TEXTE FOURNI:

Habituez-vous tout de suite, le Québec blanc tricoté serré est révolu. Et il le sera encore plus en 2031.

Selon Statistique Canada, le Grand Montréal métropolitain sera de plus en plus bigarré. Le pourcentage des minorités visibles va doubler, passant de 16% de la population totale en 2006 à 31% en 2031.

Et les Arabes rattraperont les Noirs.

Du calme, du calme.

 

En 2006, les Noirs formaient le groupe le plus important parmi les minorités visibles (7,8%), suivis de loin par les Arabes (2,8%). En 2031, le portrait change: les Noirs seront toujours à 7,8%; les Arabes, eux, grimperont à 7,5%.

Du calme, du calme.

Et les musulmans? En 2006, ils étaient 4,2% à Montréal. En 2031, ils seront 11,2% - quasiment le triple.

Du calme.

Il n'y a pas de complot, seulement une réalité démographique. Le taux de fécondité des Arabes est élevé, explique André Lebel, analyste à Statistique Canada. Et leurs enfants auront des enfants.

Si vous paniquez en lisant ces chiffres, méditez ceux des autres villes canadiennes.

DONNÉES FOURNIES:
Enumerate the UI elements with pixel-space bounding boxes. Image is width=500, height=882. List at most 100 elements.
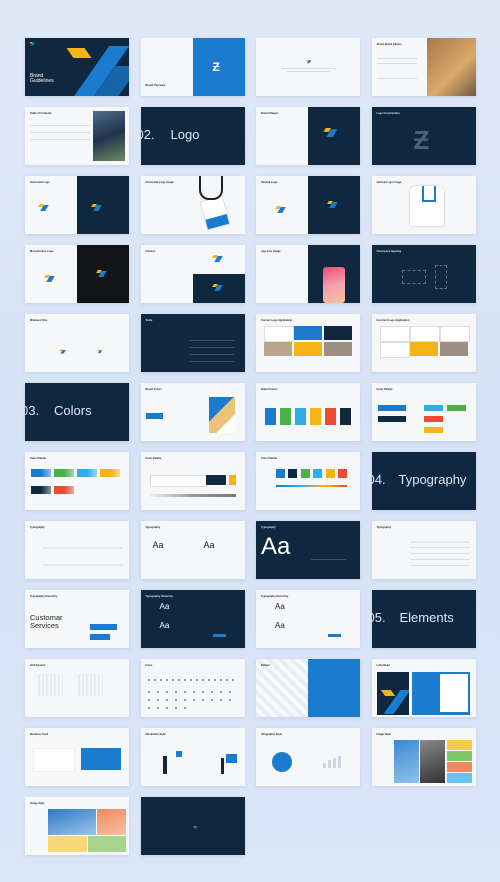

TÂCHES ET EXERCICES:
a - Dites si chacune des affirmations suivantes concorde avec le texte sur la démographie de Montréal, en répondant par oui ou non et en citant les mots du texte qui tranchent : (i) en 2031, la part des Noirs dans la population aura augmenté ; (ii) les minorités visibles formaient 16 % de la population totale en 2006 ; (iii) la proportion de musulmans à Montréal devrait presque tripler entre 2006 et 2031.
b - Poursuivez le texte sur la démographie de Montréal à partir de sa dernière phrase.
Les données n'ont aucun lien avec le texte sur la démographie de Montréal.

CORRIGÉ DES EXERCICES:
a -
(i) Non : « les Noirs seront toujours à 7,8% ».
(ii) Oui : « passant de 16% de la population totale en 2006 ».
(iii) Oui : « quasiment le triple ».

b -
Le pourcentage des minorités visibles à Montréal sera de 31% en 2031. À Vancouver: 59%. Toronto: 63%.

Le gouvernement ne peut plus se mettre la tête dans le sable. Des histoires comme celle de l'Égyptienne qui tenait mordicus à porter son niqab dans une classe au cégep Saint-Laurent risquent de se multiplier.

Québec a réagi. La dame devait enlever son niqab ou quitter le cégep. Une fermeté qui surprend. Les politiciens nous avaient habitués à la méthode du balayage sous le tapis. Le psychodrame des accommodements raisonnables les a rattrapés. Les libéraux ne peuvent plus gérer les crises au cas par cas.

* * *

Jean Charest a promis une politique claire. En gros, toute personne devra avoir le visage découvert pour «transiger avec le gouvernement» ou «recevoir des services».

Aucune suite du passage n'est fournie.